• [Work to be completed]:
Tally the lines containing the word "title", and report the tally alone.
_ _ _ _ _
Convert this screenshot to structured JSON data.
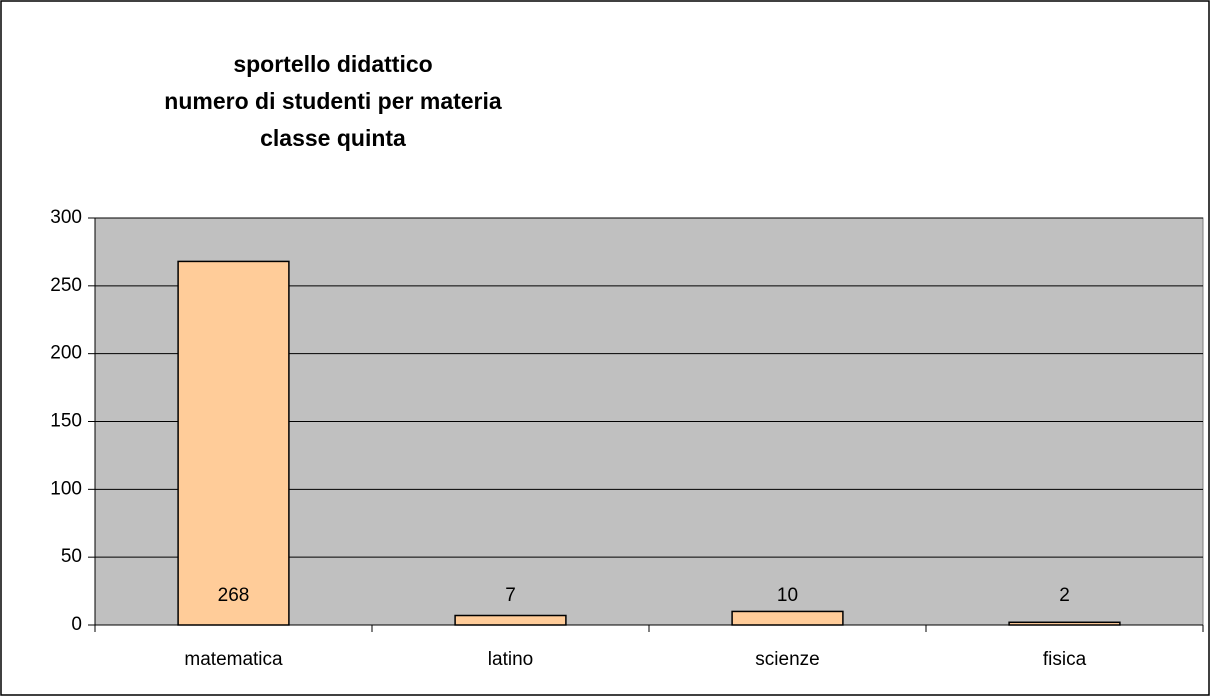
{
  "chart_data": {
    "type": "bar",
    "title": [
      "sportello didattico",
      "numero di studenti per materia",
      "classe quinta"
    ],
    "categories": [
      "matematica",
      "latino",
      "scienze",
      "fisica"
    ],
    "values": [
      268,
      7,
      10,
      2
    ],
    "color": "#ffcc99",
    "ylim": [
      0,
      300
    ],
    "yticks": [
      0,
      50,
      100,
      150,
      200,
      250,
      300
    ],
    "grid": true
  }
}
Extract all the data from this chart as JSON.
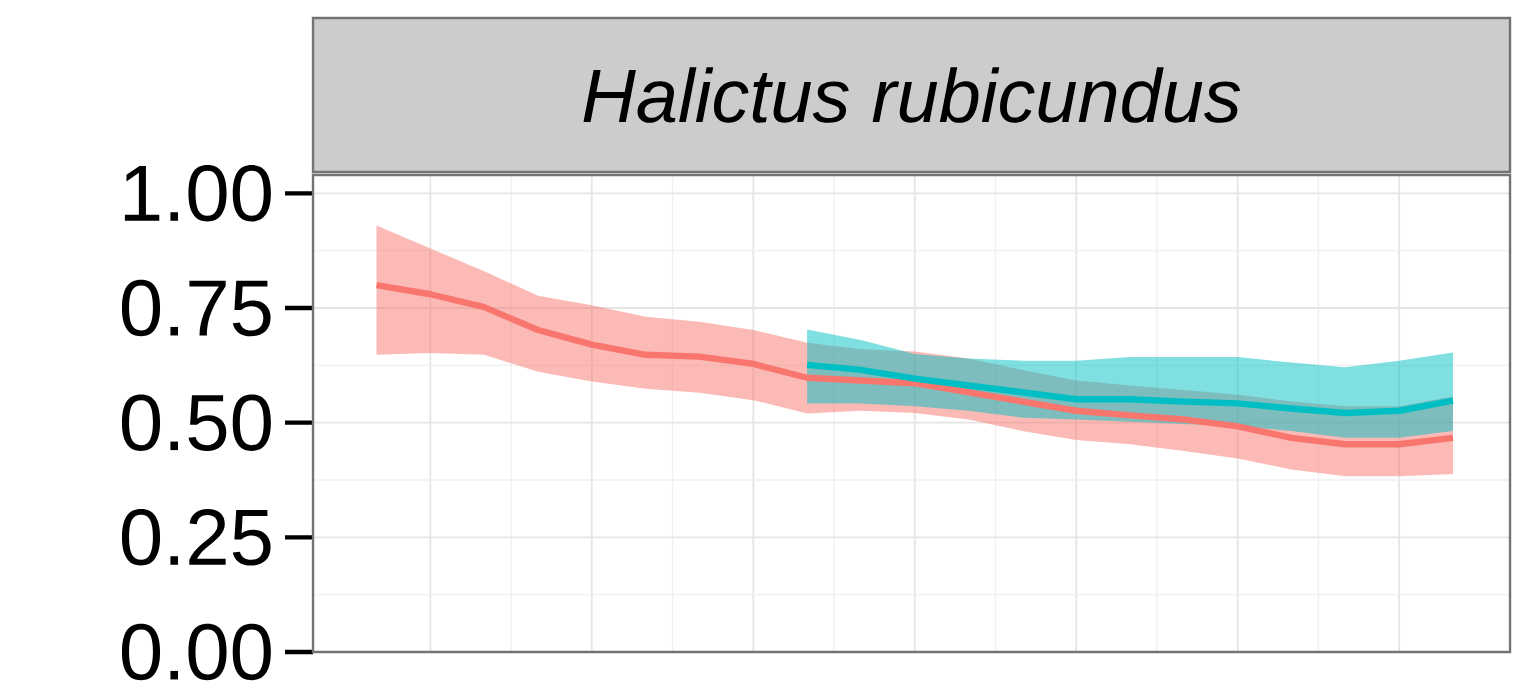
{
  "chart_data": {
    "type": "line",
    "title": "Halictus rubicundus",
    "categories": [
      null,
      null,
      null,
      null,
      null,
      null,
      null,
      null,
      null,
      null,
      null,
      null,
      null,
      null,
      null,
      null,
      null,
      null,
      null,
      null,
      null
    ],
    "series": [
      {
        "color": "#f8766d",
        "values": [
          0.8,
          0.78,
          0.752,
          0.702,
          0.67,
          0.648,
          0.644,
          0.628,
          0.598,
          0.592,
          0.586,
          0.566,
          0.546,
          0.526,
          0.516,
          0.507,
          0.492,
          0.467,
          0.453,
          0.453,
          0.467
        ],
        "upper": [
          0.93,
          0.88,
          0.83,
          0.777,
          0.756,
          0.731,
          0.72,
          0.702,
          0.674,
          0.66,
          0.655,
          0.64,
          0.615,
          0.592,
          0.581,
          0.571,
          0.561,
          0.546,
          0.536,
          0.536,
          0.557
        ],
        "lower": [
          0.648,
          0.652,
          0.648,
          0.611,
          0.59,
          0.574,
          0.565,
          0.549,
          0.52,
          0.526,
          0.521,
          0.507,
          0.482,
          0.462,
          0.453,
          0.438,
          0.422,
          0.398,
          0.383,
          0.383,
          0.388
        ]
      },
      {
        "color": "#00bfc4",
        "values": [
          null,
          null,
          null,
          null,
          null,
          null,
          null,
          null,
          0.626,
          0.615,
          0.596,
          0.581,
          0.566,
          0.551,
          0.551,
          0.546,
          0.542,
          0.531,
          0.521,
          0.526,
          0.548
        ],
        "upper": [
          null,
          null,
          null,
          null,
          null,
          null,
          null,
          null,
          0.703,
          0.68,
          0.65,
          0.64,
          0.635,
          0.635,
          0.643,
          0.643,
          0.643,
          0.631,
          0.621,
          0.635,
          0.653
        ],
        "lower": [
          null,
          null,
          null,
          null,
          null,
          null,
          null,
          null,
          0.542,
          0.542,
          0.536,
          0.526,
          0.511,
          0.507,
          0.502,
          0.497,
          0.492,
          0.482,
          0.467,
          0.467,
          0.482
        ]
      }
    ],
    "ylim": [
      0,
      1.04
    ],
    "yticks": [
      {
        "value": 0,
        "label": "0.00"
      },
      {
        "value": 0.25,
        "label": "0.25"
      },
      {
        "value": 0.5,
        "label": "0.50"
      },
      {
        "value": 0.75,
        "label": "0.75"
      },
      {
        "value": 1,
        "label": "1.00"
      }
    ],
    "tick_labels": "y",
    "grid": true
  }
}
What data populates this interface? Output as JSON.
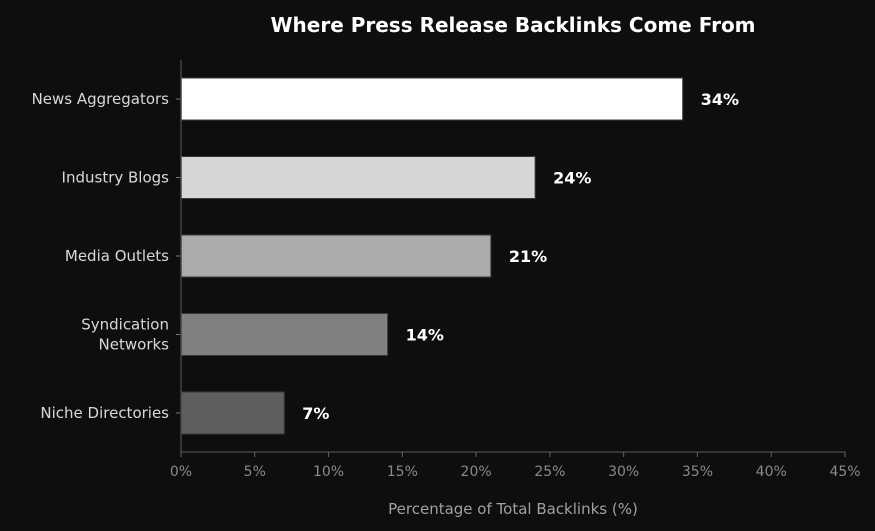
{
  "chart_data": {
    "type": "bar",
    "orientation": "horizontal",
    "title": "Where Press Release Backlinks Come From",
    "xlabel": "Percentage of Total Backlinks (%)",
    "ylabel": "",
    "xlim": [
      0,
      45
    ],
    "xticks": [
      0,
      5,
      10,
      15,
      20,
      25,
      30,
      35,
      40,
      45
    ],
    "xtick_labels": [
      "0%",
      "5%",
      "10%",
      "15%",
      "20%",
      "25%",
      "30%",
      "35%",
      "40%",
      "45%"
    ],
    "grid": false,
    "categories": [
      [
        "News Aggregators"
      ],
      [
        "Industry Blogs"
      ],
      [
        "Media Outlets"
      ],
      [
        "Syndication",
        "Networks"
      ],
      [
        "Niche Directories"
      ]
    ],
    "values": [
      34,
      24,
      21,
      14,
      7
    ],
    "data_labels": [
      "34%",
      "24%",
      "21%",
      "14%",
      "7%"
    ],
    "bar_colors": [
      "#ffffff",
      "#d6d6d6",
      "#ababab",
      "#808080",
      "#5e5e5e"
    ],
    "background_color": "#0e0e0e"
  }
}
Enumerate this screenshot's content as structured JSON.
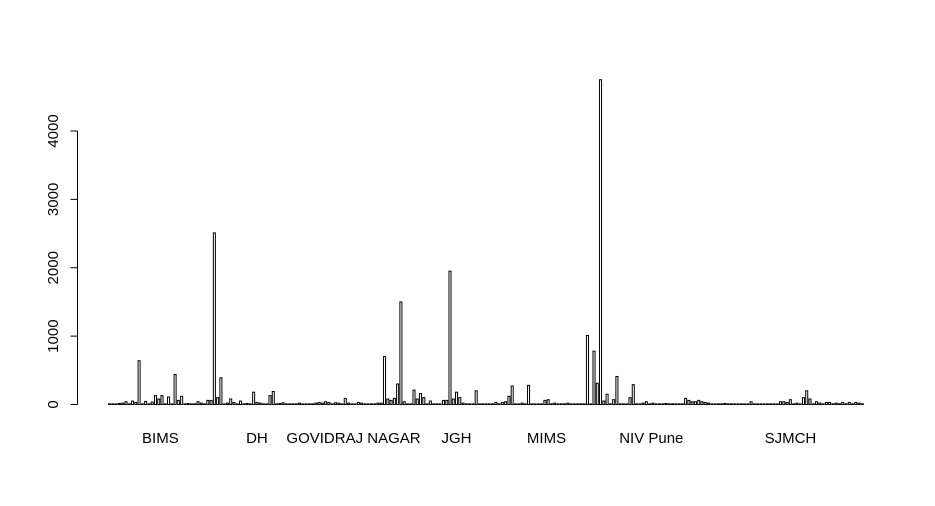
{
  "chart_data": {
    "type": "bar",
    "title": "",
    "xlabel": "",
    "ylabel": "",
    "ylim": [
      0,
      4800
    ],
    "yticks": [
      0,
      1000,
      2000,
      3000,
      4000
    ],
    "ytick_labels": [
      "0",
      "1000",
      "2000",
      "3000",
      "4000"
    ],
    "grid": false,
    "legend": "none",
    "bar_fill": "#ffffff",
    "bar_stroke": "#000000",
    "groups": [
      {
        "name": "BIMS",
        "values": [
          10,
          5,
          0,
          15,
          20,
          40,
          10,
          50,
          30,
          640,
          5,
          45,
          0,
          35,
          130,
          80,
          130,
          0,
          110,
          0,
          440,
          60,
          120,
          0,
          15,
          0,
          10,
          40,
          20,
          0,
          60,
          60
        ]
      },
      {
        "name": "DH",
        "values": [
          2510,
          100,
          390,
          0,
          20,
          80,
          30,
          0,
          50,
          0,
          15,
          0,
          180,
          30,
          20,
          0,
          0,
          130,
          190,
          0,
          15,
          25,
          0,
          0,
          0,
          0,
          20
        ]
      },
      {
        "name": "GOVIDRAJ NAGAR",
        "values": [
          0,
          0,
          0,
          0,
          20,
          30,
          20,
          40,
          30,
          0,
          25,
          20,
          0,
          90,
          20,
          0,
          0,
          30,
          20,
          0,
          0,
          0,
          0,
          20,
          20,
          700,
          80,
          60,
          90,
          300,
          1500,
          40
        ]
      },
      {
        "name": "JGH",
        "values": [
          0,
          0,
          210,
          80,
          160,
          100,
          0,
          50,
          0,
          0,
          0,
          60,
          60,
          1950,
          80,
          180,
          100,
          20,
          0,
          0,
          0,
          200,
          0,
          0,
          0,
          0,
          0,
          30,
          0,
          30,
          40
        ]
      },
      {
        "name": "MIMS",
        "values": [
          120,
          270,
          0,
          0,
          20,
          0,
          280,
          0,
          0,
          0,
          0,
          60,
          70,
          0,
          20,
          0,
          10,
          0,
          20,
          0,
          0,
          0,
          10,
          0
        ]
      },
      {
        "name": "NIV Pune",
        "values": [
          1010,
          0,
          780,
          310,
          4750,
          50,
          150,
          0,
          70,
          410,
          0,
          0,
          0,
          100,
          290,
          0,
          0,
          20,
          40,
          0,
          20,
          0,
          0,
          0,
          15,
          0,
          10,
          0,
          0,
          0,
          90,
          60,
          40,
          40,
          60,
          40,
          30,
          20,
          0,
          0
        ]
      },
      {
        "name": "SJMCH",
        "values": [
          10,
          0,
          15,
          10,
          0,
          0,
          0,
          0,
          0,
          0,
          40,
          0,
          0,
          0,
          0,
          0,
          0,
          0,
          0,
          40,
          40,
          30,
          70,
          0,
          20,
          0,
          100,
          200,
          80,
          0,
          40,
          20,
          0,
          30,
          30,
          0,
          20,
          10,
          30,
          10,
          30,
          0,
          30,
          20,
          10
        ]
      }
    ]
  }
}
_ _ _ _ _
• [Exercise result]:
4